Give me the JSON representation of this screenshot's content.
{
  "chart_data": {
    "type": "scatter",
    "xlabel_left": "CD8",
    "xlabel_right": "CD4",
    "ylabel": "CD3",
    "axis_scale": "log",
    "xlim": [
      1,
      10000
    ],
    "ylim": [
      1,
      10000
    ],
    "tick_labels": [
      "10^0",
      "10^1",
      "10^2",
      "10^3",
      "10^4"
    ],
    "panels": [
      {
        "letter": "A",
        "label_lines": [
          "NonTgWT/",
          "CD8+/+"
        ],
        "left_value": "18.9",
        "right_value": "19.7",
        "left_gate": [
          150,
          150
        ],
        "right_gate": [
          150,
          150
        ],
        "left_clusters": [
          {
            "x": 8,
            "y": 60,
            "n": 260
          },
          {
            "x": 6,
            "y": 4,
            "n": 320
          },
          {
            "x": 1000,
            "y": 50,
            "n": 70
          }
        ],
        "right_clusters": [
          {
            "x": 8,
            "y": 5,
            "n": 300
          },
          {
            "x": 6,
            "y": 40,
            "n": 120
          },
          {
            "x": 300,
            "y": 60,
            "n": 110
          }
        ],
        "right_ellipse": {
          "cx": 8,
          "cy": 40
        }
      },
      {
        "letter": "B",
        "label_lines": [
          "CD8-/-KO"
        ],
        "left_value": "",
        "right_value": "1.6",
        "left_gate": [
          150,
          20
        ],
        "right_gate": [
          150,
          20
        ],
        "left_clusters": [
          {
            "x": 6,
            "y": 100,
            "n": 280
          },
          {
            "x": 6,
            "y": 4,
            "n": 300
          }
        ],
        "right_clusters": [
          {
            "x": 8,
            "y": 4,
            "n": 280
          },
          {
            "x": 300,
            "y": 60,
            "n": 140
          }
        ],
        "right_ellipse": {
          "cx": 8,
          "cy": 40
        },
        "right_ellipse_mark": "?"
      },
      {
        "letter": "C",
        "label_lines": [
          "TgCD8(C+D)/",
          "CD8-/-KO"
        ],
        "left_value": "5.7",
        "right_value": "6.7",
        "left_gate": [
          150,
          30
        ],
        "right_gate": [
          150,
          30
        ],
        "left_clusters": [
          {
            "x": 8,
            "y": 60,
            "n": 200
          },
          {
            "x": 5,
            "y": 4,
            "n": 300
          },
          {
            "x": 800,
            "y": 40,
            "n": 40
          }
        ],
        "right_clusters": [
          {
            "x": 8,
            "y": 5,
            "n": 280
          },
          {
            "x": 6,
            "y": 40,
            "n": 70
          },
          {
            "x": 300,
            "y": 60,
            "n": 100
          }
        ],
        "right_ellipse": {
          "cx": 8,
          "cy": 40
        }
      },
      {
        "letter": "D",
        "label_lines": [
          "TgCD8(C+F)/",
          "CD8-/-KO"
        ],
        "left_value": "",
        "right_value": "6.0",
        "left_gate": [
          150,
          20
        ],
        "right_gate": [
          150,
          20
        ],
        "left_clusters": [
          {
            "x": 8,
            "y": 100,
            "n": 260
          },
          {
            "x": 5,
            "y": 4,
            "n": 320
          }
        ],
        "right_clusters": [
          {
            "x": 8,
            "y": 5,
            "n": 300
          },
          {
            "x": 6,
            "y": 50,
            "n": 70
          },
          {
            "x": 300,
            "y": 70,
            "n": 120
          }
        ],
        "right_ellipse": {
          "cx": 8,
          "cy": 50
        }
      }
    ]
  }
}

☆ ☆ ☆ ☆ ☆

• [AIM]:
Every record should be given again exactly.

• [SOLVED PROBLEM]:
Give me the JSON representation of this screenshot's content.
{
  "chart_data": {
    "type": "scatter",
    "xlabel_left": "CD8",
    "xlabel_right": "CD4",
    "ylabel": "CD3",
    "axis_scale": "log",
    "xlim": [
      1,
      10000
    ],
    "ylim": [
      1,
      10000
    ],
    "tick_labels": [
      "10^0",
      "10^1",
      "10^2",
      "10^3",
      "10^4"
    ],
    "panels": [
      {
        "letter": "A",
        "label_lines": [
          "NonTgWT/",
          "CD8+/+"
        ],
        "left_value": "18.9",
        "right_value": "19.7",
        "left_gate": [
          150,
          150
        ],
        "right_gate": [
          150,
          150
        ],
        "left_clusters": [
          {
            "x": 8,
            "y": 60,
            "n": 260
          },
          {
            "x": 6,
            "y": 4,
            "n": 320
          },
          {
            "x": 1000,
            "y": 50,
            "n": 70
          }
        ],
        "right_clusters": [
          {
            "x": 8,
            "y": 5,
            "n": 300
          },
          {
            "x": 6,
            "y": 40,
            "n": 120
          },
          {
            "x": 300,
            "y": 60,
            "n": 110
          }
        ],
        "right_ellipse": {
          "cx": 8,
          "cy": 40
        }
      },
      {
        "letter": "B",
        "label_lines": [
          "CD8-/-KO"
        ],
        "left_value": "",
        "right_value": "1.6",
        "left_gate": [
          150,
          20
        ],
        "right_gate": [
          150,
          20
        ],
        "left_clusters": [
          {
            "x": 6,
            "y": 100,
            "n": 280
          },
          {
            "x": 6,
            "y": 4,
            "n": 300
          }
        ],
        "right_clusters": [
          {
            "x": 8,
            "y": 4,
            "n": 280
          },
          {
            "x": 300,
            "y": 60,
            "n": 140
          }
        ],
        "right_ellipse": {
          "cx": 8,
          "cy": 40
        },
        "right_ellipse_mark": "?"
      },
      {
        "letter": "C",
        "label_lines": [
          "TgCD8(C+D)/",
          "CD8-/-KO"
        ],
        "left_value": "5.7",
        "right_value": "6.7",
        "left_gate": [
          150,
          30
        ],
        "right_gate": [
          150,
          30
        ],
        "left_clusters": [
          {
            "x": 8,
            "y": 60,
            "n": 200
          },
          {
            "x": 5,
            "y": 4,
            "n": 300
          },
          {
            "x": 800,
            "y": 40,
            "n": 40
          }
        ],
        "right_clusters": [
          {
            "x": 8,
            "y": 5,
            "n": 280
          },
          {
            "x": 6,
            "y": 40,
            "n": 70
          },
          {
            "x": 300,
            "y": 60,
            "n": 100
          }
        ],
        "right_ellipse": {
          "cx": 8,
          "cy": 40
        }
      },
      {
        "letter": "D",
        "label_lines": [
          "TgCD8(C+F)/",
          "CD8-/-KO"
        ],
        "left_value": "",
        "right_value": "6.0",
        "left_gate": [
          150,
          20
        ],
        "right_gate": [
          150,
          20
        ],
        "left_clusters": [
          {
            "x": 8,
            "y": 100,
            "n": 260
          },
          {
            "x": 5,
            "y": 4,
            "n": 320
          }
        ],
        "right_clusters": [
          {
            "x": 8,
            "y": 5,
            "n": 300
          },
          {
            "x": 6,
            "y": 50,
            "n": 70
          },
          {
            "x": 300,
            "y": 70,
            "n": 120
          }
        ],
        "right_ellipse": {
          "cx": 8,
          "cy": 50
        }
      }
    ]
  }
}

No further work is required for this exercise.